| Records supplied |

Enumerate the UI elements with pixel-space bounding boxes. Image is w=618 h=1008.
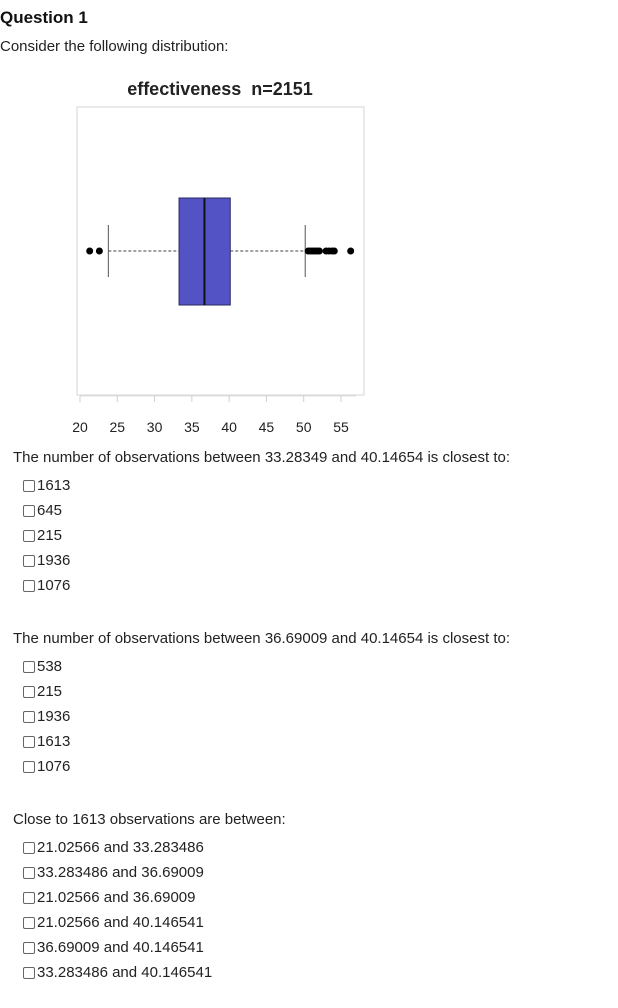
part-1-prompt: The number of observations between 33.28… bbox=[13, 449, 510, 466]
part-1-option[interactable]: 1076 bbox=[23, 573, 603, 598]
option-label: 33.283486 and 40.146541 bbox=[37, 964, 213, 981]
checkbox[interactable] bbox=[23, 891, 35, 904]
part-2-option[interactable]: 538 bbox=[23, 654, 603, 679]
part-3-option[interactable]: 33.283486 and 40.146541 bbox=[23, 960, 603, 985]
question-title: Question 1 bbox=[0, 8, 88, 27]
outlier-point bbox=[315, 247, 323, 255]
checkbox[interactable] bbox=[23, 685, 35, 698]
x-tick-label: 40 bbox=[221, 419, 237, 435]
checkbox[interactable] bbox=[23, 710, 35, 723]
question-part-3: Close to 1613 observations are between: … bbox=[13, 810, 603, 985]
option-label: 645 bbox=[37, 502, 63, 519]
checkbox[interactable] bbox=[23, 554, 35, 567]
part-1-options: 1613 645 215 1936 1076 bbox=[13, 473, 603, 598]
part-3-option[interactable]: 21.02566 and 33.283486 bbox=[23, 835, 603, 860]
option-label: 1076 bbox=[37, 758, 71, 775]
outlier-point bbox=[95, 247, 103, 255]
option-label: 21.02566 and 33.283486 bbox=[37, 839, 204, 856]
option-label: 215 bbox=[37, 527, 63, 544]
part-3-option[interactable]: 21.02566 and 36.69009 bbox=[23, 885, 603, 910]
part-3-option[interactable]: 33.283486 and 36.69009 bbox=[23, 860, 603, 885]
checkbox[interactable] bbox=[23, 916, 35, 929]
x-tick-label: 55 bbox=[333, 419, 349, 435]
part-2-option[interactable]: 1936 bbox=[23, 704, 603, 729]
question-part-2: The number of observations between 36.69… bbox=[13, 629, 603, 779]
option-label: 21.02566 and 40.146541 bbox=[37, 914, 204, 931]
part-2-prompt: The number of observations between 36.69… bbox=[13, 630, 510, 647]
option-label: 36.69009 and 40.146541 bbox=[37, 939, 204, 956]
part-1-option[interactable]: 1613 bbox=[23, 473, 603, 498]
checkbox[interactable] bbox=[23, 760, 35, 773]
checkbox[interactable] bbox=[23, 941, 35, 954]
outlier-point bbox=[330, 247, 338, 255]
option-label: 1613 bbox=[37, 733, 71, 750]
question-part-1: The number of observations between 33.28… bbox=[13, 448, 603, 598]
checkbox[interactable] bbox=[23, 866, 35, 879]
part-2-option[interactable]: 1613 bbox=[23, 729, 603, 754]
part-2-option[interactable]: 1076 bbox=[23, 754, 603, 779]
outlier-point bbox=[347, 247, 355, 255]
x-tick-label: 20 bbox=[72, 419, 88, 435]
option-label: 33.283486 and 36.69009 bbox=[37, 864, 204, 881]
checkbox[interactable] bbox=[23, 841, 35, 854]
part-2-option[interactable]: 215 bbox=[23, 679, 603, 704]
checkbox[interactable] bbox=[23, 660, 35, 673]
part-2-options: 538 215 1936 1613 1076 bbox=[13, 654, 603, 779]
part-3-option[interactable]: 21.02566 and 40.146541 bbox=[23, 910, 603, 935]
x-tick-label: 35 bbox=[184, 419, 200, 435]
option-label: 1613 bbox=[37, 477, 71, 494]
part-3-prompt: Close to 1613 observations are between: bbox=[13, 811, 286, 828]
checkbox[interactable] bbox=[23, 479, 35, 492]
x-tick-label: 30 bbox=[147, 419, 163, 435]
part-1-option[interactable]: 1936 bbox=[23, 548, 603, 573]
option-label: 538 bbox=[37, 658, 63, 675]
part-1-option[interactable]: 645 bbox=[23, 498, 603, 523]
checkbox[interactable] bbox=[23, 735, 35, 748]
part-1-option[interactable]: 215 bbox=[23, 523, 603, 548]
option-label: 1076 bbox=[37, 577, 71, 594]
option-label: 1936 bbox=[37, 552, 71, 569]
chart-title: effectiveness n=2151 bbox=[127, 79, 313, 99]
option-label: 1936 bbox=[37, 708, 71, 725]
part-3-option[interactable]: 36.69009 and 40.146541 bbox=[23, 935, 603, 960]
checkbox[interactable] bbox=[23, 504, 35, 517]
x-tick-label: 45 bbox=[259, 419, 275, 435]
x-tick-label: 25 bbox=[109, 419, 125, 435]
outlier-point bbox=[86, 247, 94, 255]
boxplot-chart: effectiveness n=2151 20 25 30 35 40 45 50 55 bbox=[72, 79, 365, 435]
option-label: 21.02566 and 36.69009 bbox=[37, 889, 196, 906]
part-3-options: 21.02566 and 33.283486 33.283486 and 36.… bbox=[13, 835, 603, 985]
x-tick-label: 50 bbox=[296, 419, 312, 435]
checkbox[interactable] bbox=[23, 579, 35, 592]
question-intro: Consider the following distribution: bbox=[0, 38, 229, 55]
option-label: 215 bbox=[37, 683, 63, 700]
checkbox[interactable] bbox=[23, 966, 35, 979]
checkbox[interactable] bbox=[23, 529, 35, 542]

| Short exercise |
Give every line of the items above as a Markdown table with two columns, Row and Line. Number the rows in order, and skip blank lines and pictures.

| Response to this exercise |
| Row | Line |
|---|---|
| 1 | Enumerate the UI elements with pixel-space bounding boxes. Image is w=618 h=1008. |
| 2 | part-1-prompt: The number of observations between 33.28… bbox=[13, 449, 510, 466] |
| 3 | part-1-option[interactable]: 1076 bbox=[23, 573, 603, 598] |
| 4 | option-label: 33.283486 and 40.146541 bbox=[37, 964, 213, 981] |
| 5 | checkbox[interactable] bbox=[23, 891, 35, 904] |
| 6 | part-2-option[interactable]: 538 bbox=[23, 654, 603, 679] |
| 7 | part-3-option[interactable]: 33.283486 and 40.146541 bbox=[23, 960, 603, 985] |
| 8 | question-title: Question 1 bbox=[0, 8, 88, 27] |
| 9 | outlier-point bbox=[315, 247, 323, 255] |
| 10 | checkbox[interactable] bbox=[23, 685, 35, 698] |
| 11 | x-tick-label: 40 bbox=[221, 419, 237, 435] |
| 12 | checkbox[interactable] bbox=[23, 710, 35, 723] |
| 13 | question-part-3: Close to 1613 observations are between: … bbox=[13, 810, 603, 985] |
| 14 | option-label: 645 bbox=[37, 502, 63, 519] |
| 15 | checkbox[interactable] bbox=[23, 554, 35, 567] |
| 16 | part-1-options: 1613 645 215 1936 1076 bbox=[13, 473, 603, 598] |
| 17 | part-3-option[interactable]: 21.02566 and 33.283486 bbox=[23, 835, 603, 860] |
| 18 | option-label: 1076 bbox=[37, 758, 71, 775] |
| 19 | outlier-point bbox=[95, 247, 103, 255] |
| 20 | option-label: 21.02566 and 33.283486 bbox=[37, 839, 204, 856] |
| 21 | option-label: 215 bbox=[37, 527, 63, 544] |
| 22 | part-3-option[interactable]: 21.02566 and 36.69009 bbox=[23, 885, 603, 910] |
| 23 | part-3-option[interactable]: 33.283486 and 36.69009 bbox=[23, 860, 603, 885] |
| 24 | checkbox[interactable] bbox=[23, 916, 35, 929] |
| 25 | x-tick-label: 55 bbox=[333, 419, 349, 435] |
| 26 | part-2-option[interactable]: 1936 bbox=[23, 704, 603, 729] |
| 27 | question-part-2: The number of observations between 36.69… bbox=[13, 629, 603, 779] |
| 28 | option-label: 21.02566 and 40.146541 bbox=[37, 914, 204, 931] |
| 29 | part-2-prompt: The number of observations between 36.69… bbox=[13, 630, 510, 647] |
| 30 | option-label: 36.69009 and 40.146541 bbox=[37, 939, 204, 956] |
| 31 | part-1-option[interactable]: 1613 bbox=[23, 473, 603, 498] |
| 32 | checkbox[interactable] bbox=[23, 760, 35, 773] |
| 33 | checkbox[interactable] bbox=[23, 941, 35, 954] |
| 34 | outlier-point bbox=[330, 247, 338, 255] |
| 35 | option-label: 1613 bbox=[37, 733, 71, 750] |
| 36 | question-part-1: The number of observations between 33.28… bbox=[13, 448, 603, 598] |
| 37 | checkbox[interactable] bbox=[23, 866, 35, 879] |
| 38 | part-2-option[interactable]: 1613 bbox=[23, 729, 603, 754] |
| 39 | part-2-option[interactable]: 1076 bbox=[23, 754, 603, 779] |
| 40 | outlier-point bbox=[347, 247, 355, 255] |
| 41 | x-tick-label: 20 bbox=[72, 419, 88, 435] |
| 42 | option-label: 33.283486 and 36.69009 bbox=[37, 864, 204, 881] |
| 43 | checkbox[interactable] bbox=[23, 841, 35, 854] |
| 44 | part-2-option[interactable]: 215 bbox=[23, 679, 603, 704] |
| 45 | checkbox[interactable] bbox=[23, 660, 35, 673] |
| 46 | part-2-options: 538 215 1936 1613 1076 bbox=[13, 654, 603, 779] |
| 47 | part-3-option[interactable]: 21.02566 and 40.146541 bbox=[23, 910, 603, 935] |
| 48 | x-tick-label: 35 bbox=[184, 419, 200, 435] |
| 49 | option-label: 1613 bbox=[37, 477, 71, 494] |
| 50 | part-3-prompt: Close to 1613 observations are between: bbox=[13, 811, 286, 828] |
| 51 | checkbox[interactable] bbox=[23, 479, 35, 492] |
| 52 | x-tick-label: 30 bbox=[147, 419, 163, 435] |
| 53 | part-1-option[interactable]: 1936 bbox=[23, 548, 603, 573] |
| 54 | option-label: 538 bbox=[37, 658, 63, 675] |
| 55 | part-1-option[interactable]: 645 bbox=[23, 498, 603, 523] |
| 56 | checkbox[interactable] bbox=[23, 735, 35, 748] |
| 57 | part-1-option[interactable]: 215 bbox=[23, 523, 603, 548] |
| 58 | option-label: 1076 bbox=[37, 577, 71, 594] |
| 59 | option-label: 1936 bbox=[37, 552, 71, 569] |
| 60 | chart-title: effectiveness n=2151 bbox=[127, 79, 313, 99] |
| 61 | option-label: 1936 bbox=[37, 708, 71, 725] |
| 62 | part-3-option[interactable]: 36.69009 and 40.146541 bbox=[23, 935, 603, 960] |
| 63 | checkbox[interactable] bbox=[23, 504, 35, 517] |
| 64 | x-tick-label: 45 bbox=[259, 419, 275, 435] |
| 65 | x-tick-label: 25 bbox=[109, 419, 125, 435] |
| 66 | outlier-point bbox=[86, 247, 94, 255] |
| 67 | boxplot-chart: effectiveness n=2151 20 25 30 35 40 45 50 55 bbox=[72, 79, 365, 435] |
| 68 | option-label: 21.02566 and 36.69009 bbox=[37, 889, 196, 906] |
| 69 | part-3-options: 21.02566 and 33.283486 33.283486 and 36.… bbox=[13, 835, 603, 985] |
| 70 | x-tick-label: 50 bbox=[296, 419, 312, 435] |
| 71 | checkbox[interactable] bbox=[23, 579, 35, 592] |
| 72 | question-intro: Consider the following distribution: bbox=[0, 38, 229, 55] |
| 73 | option-label: 215 bbox=[37, 683, 63, 700] |
| 74 | checkbox[interactable] bbox=[23, 966, 35, 979] |
| 75 | checkbox[interactable] bbox=[23, 529, 35, 542] |